### Exercise brief
Determine how many lines contain the string "also". Reply with that figure and nothing else.

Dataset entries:

* START *

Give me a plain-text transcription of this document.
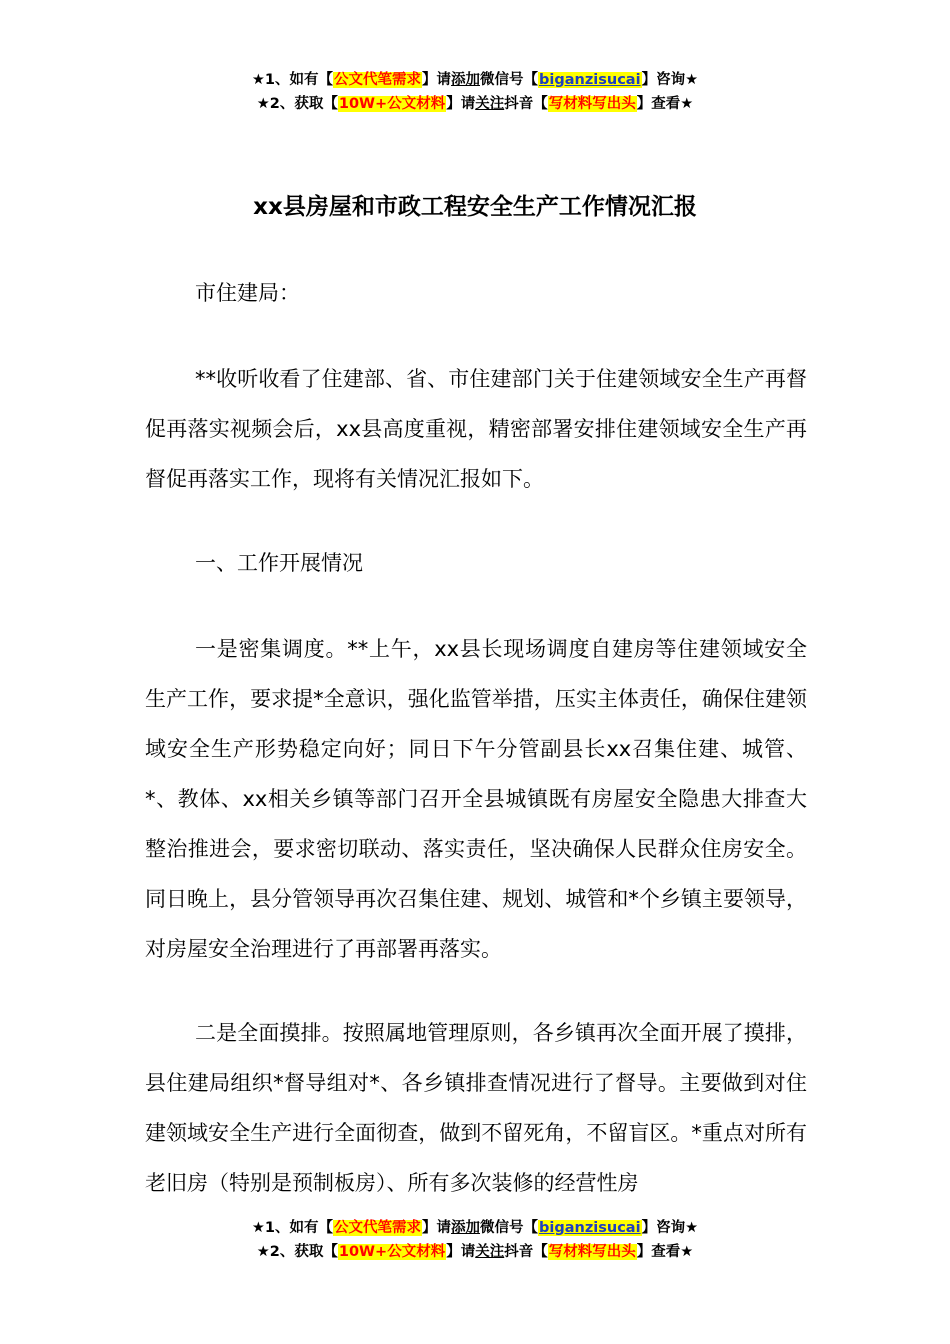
★1、如有【公文代笔需求】请添加微信号【biganzisucai】咨询★
★2、获取【10W+公文材料】请关注抖音【写材料写出头】查看★
xx县房屋和市政工程安全生产工作情况汇报
市住建局：
**收听收看了住建部、省、市住建部门关于住建领域安全生产再督促再落实视频会后，xx县高度重视，精密部署安排住建领域安全生产再督促再落实工作，现将有关情况汇报如下。
一、工作开展情况
一是密集调度。**上午，xx县长现场调度自建房等住建领域安全生产工作，要求提*全意识，强化监管举措，压实主体责任，确保住建领域安全生产形势稳定向好；同日下午分管副县长xx召集住建、城管、*、教体、xx相关乡镇等部门召开全县城镇既有房屋安全隐患大排查大整治推进会，要求密切联动、落实责任，坚决确保人民群众住房安全。同日晚上，县分管领导再次召集住建、规划、城管和*个乡镇主要领导，对房屋安全治理进行了再部署再落实。
二是全面摸排。按照属地管理原则，各乡镇再次全面开展了摸排，县住建局组织*督导组对*、各乡镇排查情况进行了督导。主要做到对住建领域安全生产进行全面彻查，做到不留死角，不留盲区。*重点对所有老旧房（特别是预制板房）、所有多次装修的经营性房
★1、如有【公文代笔需求】请添加微信号【biganzisucai】咨询★
★2、获取【10W+公文材料】请关注抖音【写材料写出头】查看★
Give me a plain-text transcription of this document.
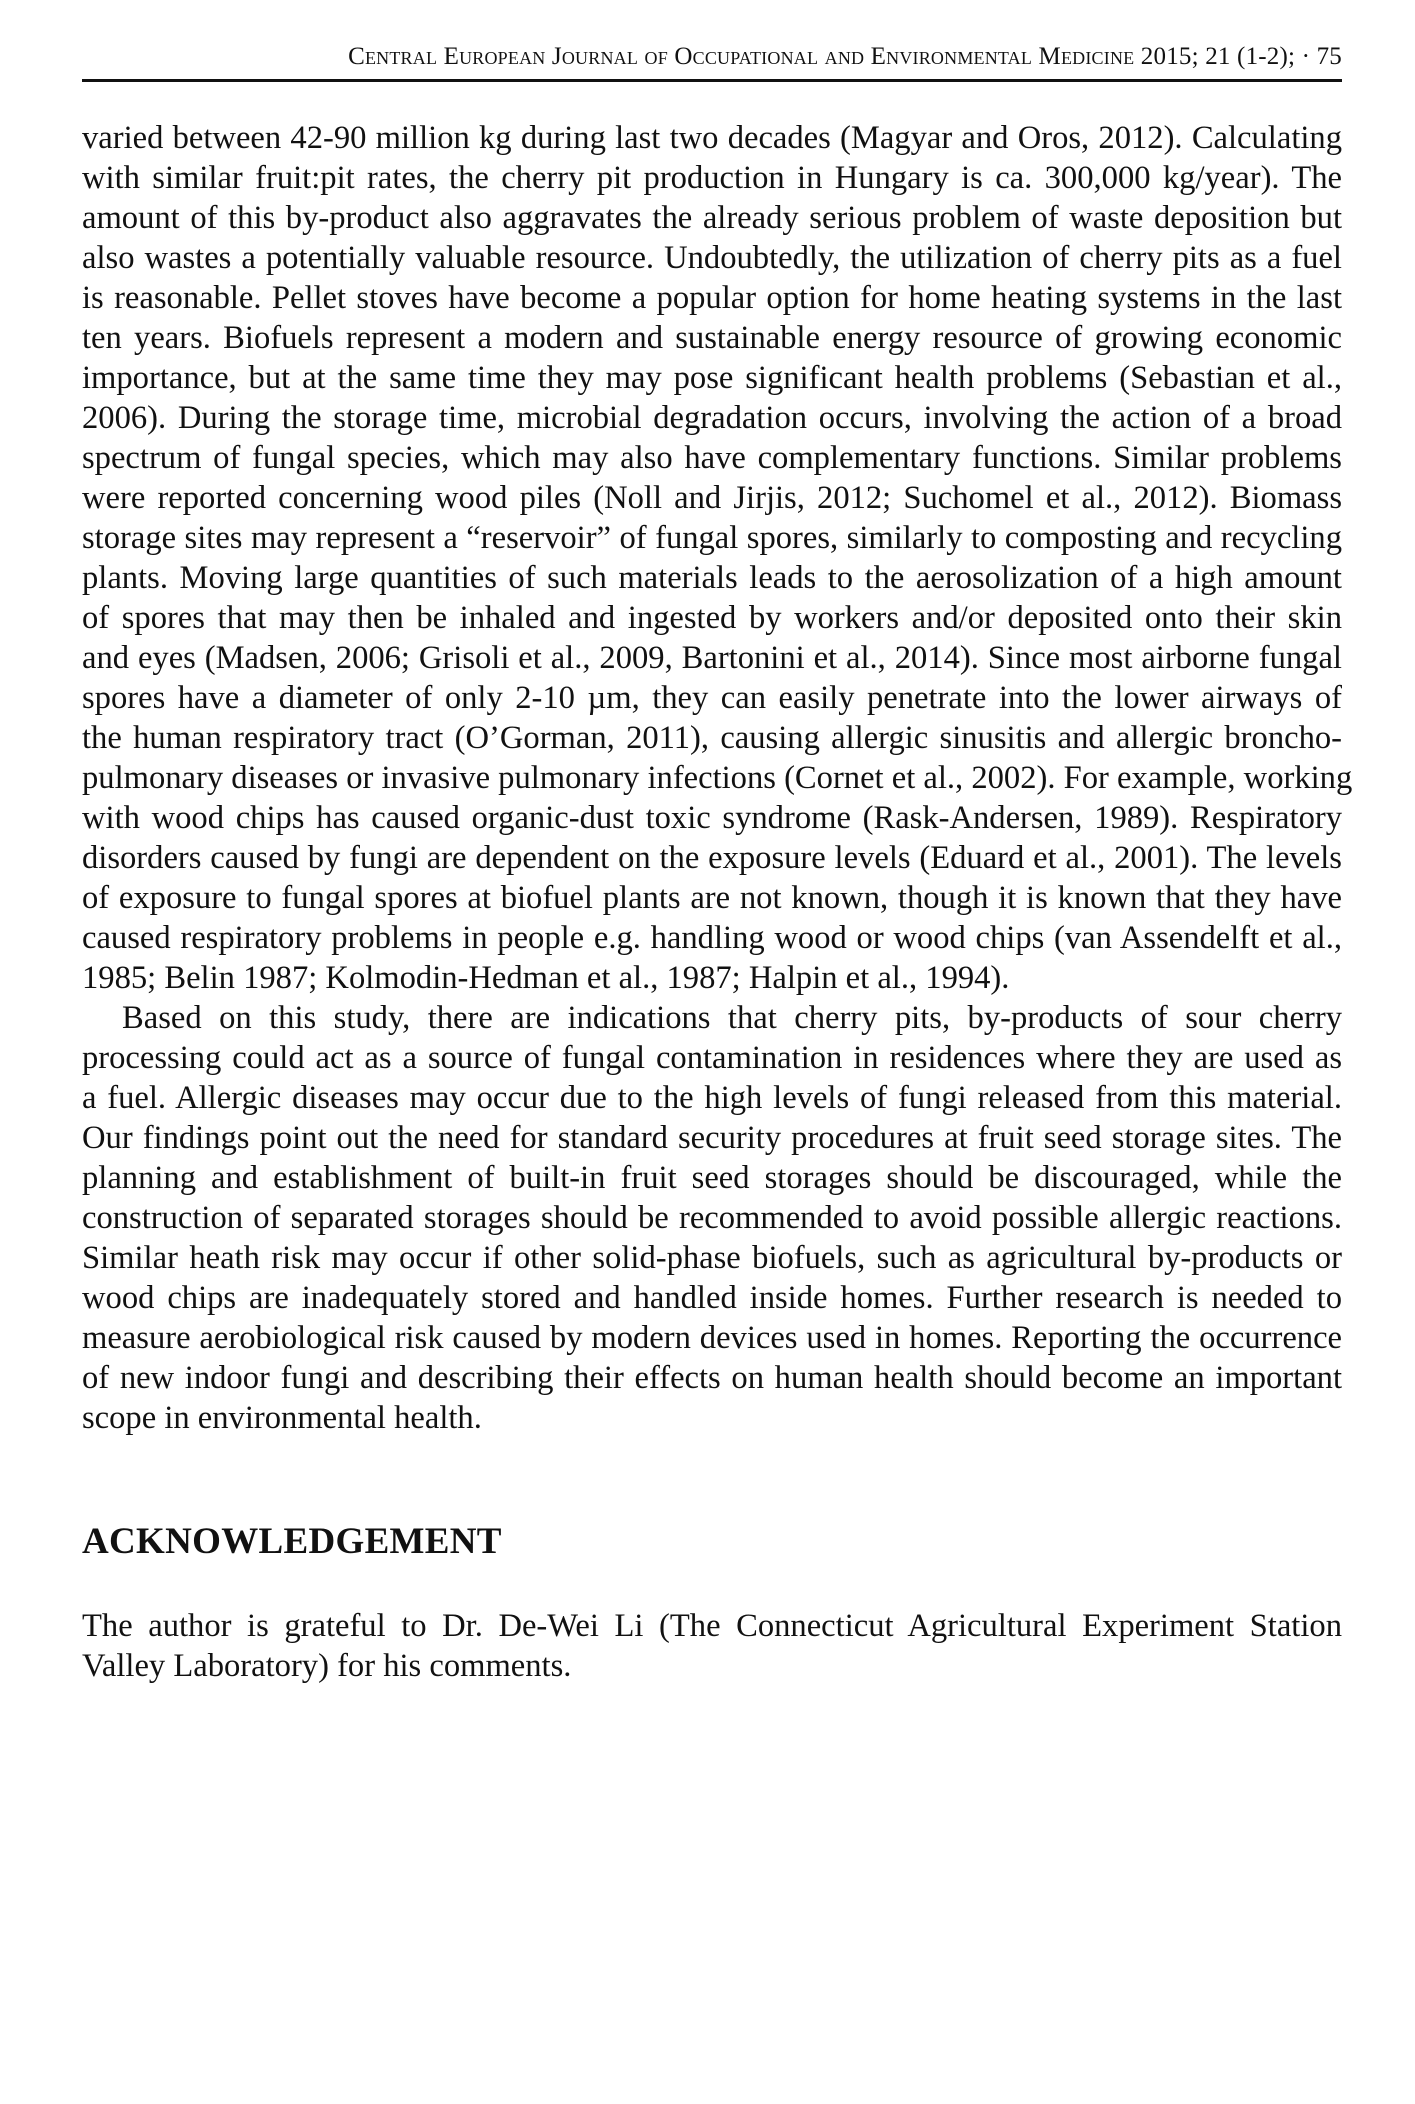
Central European Journal of Occupational and Environmental Medicine 2015; 21 (1-2); · 75
varied between 42-90 million kg during last two decades (Magyar and Oros, 2012). Calculating
with similar fruit:pit rates, the cherry pit production in Hungary is ca. 300,000 kg/year). The
amount of this by-product also aggravates the already serious problem of waste deposition but
also wastes a potentially valuable resource. Undoubtedly, the utilization of cherry pits as a fuel
is reasonable. Pellet stoves have become a popular option for home heating systems in the last
ten years. Biofuels represent a modern and sustainable energy resource of growing economic
importance, but at the same time they may pose significant health problems (Sebastian et al.,
2006). During the storage time, microbial degradation occurs, involving the action of a broad
spectrum of fungal species, which may also have complementary functions. Similar problems
were reported concerning wood piles (Noll and Jirjis, 2012; Suchomel et al., 2012). Biomass
storage sites may represent a “reservoir” of fungal spores, similarly to composting and recycling
plants. Moving large quantities of such materials leads to the aerosolization of a high amount
of spores that may then be inhaled and ingested by workers and/or deposited onto their skin
and eyes (Madsen, 2006; Grisoli et al., 2009, Bartonini et al., 2014). Since most airborne fungal
spores have a diameter of only 2-10 µm, they can easily penetrate into the lower airways of
the human respiratory tract (O’Gorman, 2011), causing allergic sinusitis and allergic broncho-
pulmonary diseases or invasive pulmonary infections (Cornet et al., 2002). For example, working
with wood chips has caused organic-dust toxic syndrome (Rask-Andersen, 1989). Respiratory
disorders caused by fungi are dependent on the exposure levels (Eduard et al., 2001). The levels
of exposure to fungal spores at biofuel plants are not known, though it is known that they have
caused respiratory problems in people e.g. handling wood or wood chips (van Assendelft et al.,
1985; Belin 1987; Kolmodin-Hedman et al., 1987; Halpin et al., 1994).
Based on this study, there are indications that cherry pits, by-products of sour cherry
processing could act as a source of fungal contamination in residences where they are used as
a fuel. Allergic diseases may occur due to the high levels of fungi released from this material.
Our findings point out the need for standard security procedures at fruit seed storage sites. The
planning and establishment of built-in fruit seed storages should be discouraged, while the
construction of separated storages should be recommended to avoid possible allergic reactions.
Similar heath risk may occur if other solid-phase biofuels, such as agricultural by-products or
wood chips are inadequately stored and handled inside homes. Further research is needed to
measure aerobiological risk caused by modern devices used in homes. Reporting the occurrence
of new indoor fungi and describing their effects on human health should become an important
scope in environmental health.
ACKNOWLEDGEMENT
The author is grateful to Dr. De-Wei Li (The Connecticut Agricultural Experiment Station
Valley Laboratory) for his comments.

* END *

### Exercise output
3